> **What you should do**
Do not copy the pictures; transcribe all other material exactly.

Records excerpted from a collection
▼▼▼

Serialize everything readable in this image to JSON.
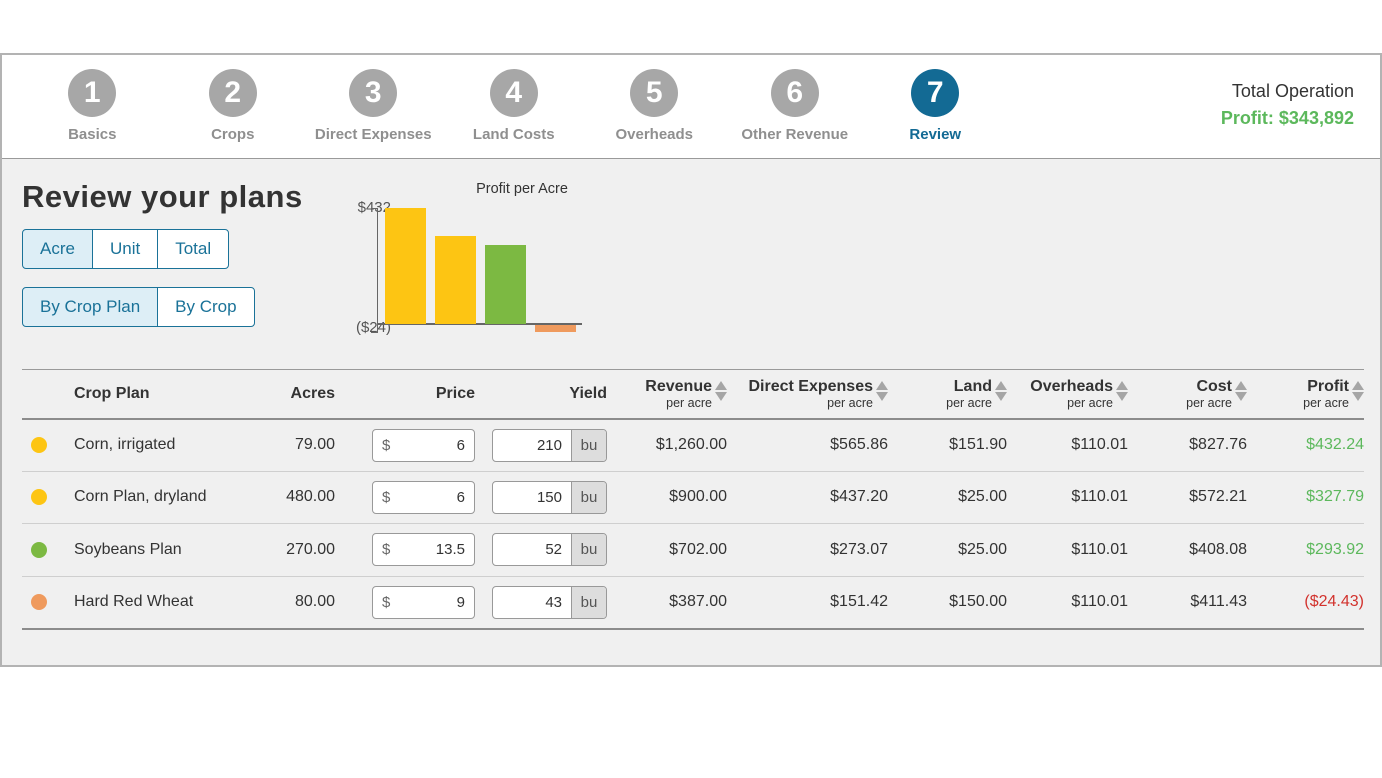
{
  "header": {
    "steps": [
      {
        "num": "1",
        "label": "Basics",
        "active": false
      },
      {
        "num": "2",
        "label": "Crops",
        "active": false
      },
      {
        "num": "3",
        "label": "Direct Expenses",
        "active": false
      },
      {
        "num": "4",
        "label": "Land Costs",
        "active": false
      },
      {
        "num": "5",
        "label": "Overheads",
        "active": false
      },
      {
        "num": "6",
        "label": "Other Revenue",
        "active": false
      },
      {
        "num": "7",
        "label": "Review",
        "active": true
      }
    ],
    "total_operation_label": "Total Operation",
    "total_profit_label": "Profit: $343,892"
  },
  "content": {
    "title": "Review your plans",
    "view_toggle": {
      "options": [
        "Acre",
        "Unit",
        "Total"
      ],
      "selected": "Acre"
    },
    "group_toggle": {
      "options": [
        "By Crop Plan",
        "By Crop"
      ],
      "selected": "By Crop Plan"
    }
  },
  "chart_data": {
    "type": "bar",
    "title": "Profit per Acre",
    "categories": [
      "Corn, irrigated",
      "Corn Plan, dryland",
      "Soybeans Plan",
      "Hard Red Wheat"
    ],
    "values": [
      432.24,
      327.79,
      293.92,
      -24.43
    ],
    "bar_colors": [
      "#fdc513",
      "#fdc513",
      "#7cb942",
      "#ef9a5d"
    ],
    "y_top_label": "$432",
    "y_bottom_label": "($24)",
    "ylim": [
      -24,
      432
    ],
    "grid": false,
    "legend": "none"
  },
  "table": {
    "columns": {
      "crop_plan": {
        "label": "Crop Plan"
      },
      "acres": {
        "label": "Acres"
      },
      "price": {
        "label": "Price"
      },
      "yield": {
        "label": "Yield"
      },
      "revenue": {
        "label": "Revenue",
        "sub": "per acre"
      },
      "direct_expenses": {
        "label": "Direct Expenses",
        "sub": "per acre"
      },
      "land": {
        "label": "Land",
        "sub": "per acre"
      },
      "overheads": {
        "label": "Overheads",
        "sub": "per acre"
      },
      "cost": {
        "label": "Cost",
        "sub": "per acre"
      },
      "profit": {
        "label": "Profit",
        "sub": "per acre"
      }
    },
    "rows": [
      {
        "color": "#fdc513",
        "name": "Corn, irrigated",
        "acres": "79.00",
        "price_prefix": "$",
        "price": "6",
        "yield": "210",
        "yield_unit": "bu",
        "revenue": "$1,260.00",
        "direct_expenses": "$565.86",
        "land": "$151.90",
        "overheads": "$110.01",
        "cost": "$827.76",
        "profit": "$432.24"
      },
      {
        "color": "#fdc513",
        "name": "Corn Plan, dryland",
        "acres": "480.00",
        "price_prefix": "$",
        "price": "6",
        "yield": "150",
        "yield_unit": "bu",
        "revenue": "$900.00",
        "direct_expenses": "$437.20",
        "land": "$25.00",
        "overheads": "$110.01",
        "cost": "$572.21",
        "profit": "$327.79"
      },
      {
        "color": "#7cb942",
        "name": "Soybeans Plan",
        "acres": "270.00",
        "price_prefix": "$",
        "price": "13.5",
        "yield": "52",
        "yield_unit": "bu",
        "revenue": "$702.00",
        "direct_expenses": "$273.07",
        "land": "$25.00",
        "overheads": "$110.01",
        "cost": "$408.08",
        "profit": "$293.92"
      },
      {
        "color": "#ef9a5d",
        "name": "Hard Red Wheat",
        "acres": "80.00",
        "price_prefix": "$",
        "price": "9",
        "yield": "43",
        "yield_unit": "bu",
        "revenue": "$387.00",
        "direct_expenses": "$151.42",
        "land": "$150.00",
        "overheads": "$110.01",
        "cost": "$411.43",
        "profit": "($24.43)"
      }
    ]
  },
  "colors": {
    "accent_teal": "#136a94",
    "profit_green": "#5cb85c",
    "loss_red": "#d2322d",
    "step_gray": "#a7a7a7",
    "selected_btn_bg": "#ddeef6"
  }
}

▲▲▲

> **Solution**
Serialize everything readable in this image to JSON.
{
  "header": {
    "steps": [
      {
        "num": "1",
        "label": "Basics",
        "active": false
      },
      {
        "num": "2",
        "label": "Crops",
        "active": false
      },
      {
        "num": "3",
        "label": "Direct Expenses",
        "active": false
      },
      {
        "num": "4",
        "label": "Land Costs",
        "active": false
      },
      {
        "num": "5",
        "label": "Overheads",
        "active": false
      },
      {
        "num": "6",
        "label": "Other Revenue",
        "active": false
      },
      {
        "num": "7",
        "label": "Review",
        "active": true
      }
    ],
    "total_operation_label": "Total Operation",
    "total_profit_label": "Profit: $343,892"
  },
  "content": {
    "title": "Review your plans",
    "view_toggle": {
      "options": [
        "Acre",
        "Unit",
        "Total"
      ],
      "selected": "Acre"
    },
    "group_toggle": {
      "options": [
        "By Crop Plan",
        "By Crop"
      ],
      "selected": "By Crop Plan"
    }
  },
  "chart_data": {
    "type": "bar",
    "title": "Profit per Acre",
    "categories": [
      "Corn, irrigated",
      "Corn Plan, dryland",
      "Soybeans Plan",
      "Hard Red Wheat"
    ],
    "values": [
      432.24,
      327.79,
      293.92,
      -24.43
    ],
    "bar_colors": [
      "#fdc513",
      "#fdc513",
      "#7cb942",
      "#ef9a5d"
    ],
    "y_top_label": "$432",
    "y_bottom_label": "($24)",
    "ylim": [
      -24,
      432
    ],
    "grid": false,
    "legend": "none"
  },
  "table": {
    "columns": {
      "crop_plan": {
        "label": "Crop Plan"
      },
      "acres": {
        "label": "Acres"
      },
      "price": {
        "label": "Price"
      },
      "yield": {
        "label": "Yield"
      },
      "revenue": {
        "label": "Revenue",
        "sub": "per acre"
      },
      "direct_expenses": {
        "label": "Direct Expenses",
        "sub": "per acre"
      },
      "land": {
        "label": "Land",
        "sub": "per acre"
      },
      "overheads": {
        "label": "Overheads",
        "sub": "per acre"
      },
      "cost": {
        "label": "Cost",
        "sub": "per acre"
      },
      "profit": {
        "label": "Profit",
        "sub": "per acre"
      }
    },
    "rows": [
      {
        "color": "#fdc513",
        "name": "Corn, irrigated",
        "acres": "79.00",
        "price_prefix": "$",
        "price": "6",
        "yield": "210",
        "yield_unit": "bu",
        "revenue": "$1,260.00",
        "direct_expenses": "$565.86",
        "land": "$151.90",
        "overheads": "$110.01",
        "cost": "$827.76",
        "profit": "$432.24"
      },
      {
        "color": "#fdc513",
        "name": "Corn Plan, dryland",
        "acres": "480.00",
        "price_prefix": "$",
        "price": "6",
        "yield": "150",
        "yield_unit": "bu",
        "revenue": "$900.00",
        "direct_expenses": "$437.20",
        "land": "$25.00",
        "overheads": "$110.01",
        "cost": "$572.21",
        "profit": "$327.79"
      },
      {
        "color": "#7cb942",
        "name": "Soybeans Plan",
        "acres": "270.00",
        "price_prefix": "$",
        "price": "13.5",
        "yield": "52",
        "yield_unit": "bu",
        "revenue": "$702.00",
        "direct_expenses": "$273.07",
        "land": "$25.00",
        "overheads": "$110.01",
        "cost": "$408.08",
        "profit": "$293.92"
      },
      {
        "color": "#ef9a5d",
        "name": "Hard Red Wheat",
        "acres": "80.00",
        "price_prefix": "$",
        "price": "9",
        "yield": "43",
        "yield_unit": "bu",
        "revenue": "$387.00",
        "direct_expenses": "$151.42",
        "land": "$150.00",
        "overheads": "$110.01",
        "cost": "$411.43",
        "profit": "($24.43)"
      }
    ]
  },
  "colors": {
    "accent_teal": "#136a94",
    "profit_green": "#5cb85c",
    "loss_red": "#d2322d",
    "step_gray": "#a7a7a7",
    "selected_btn_bg": "#ddeef6"
  }
}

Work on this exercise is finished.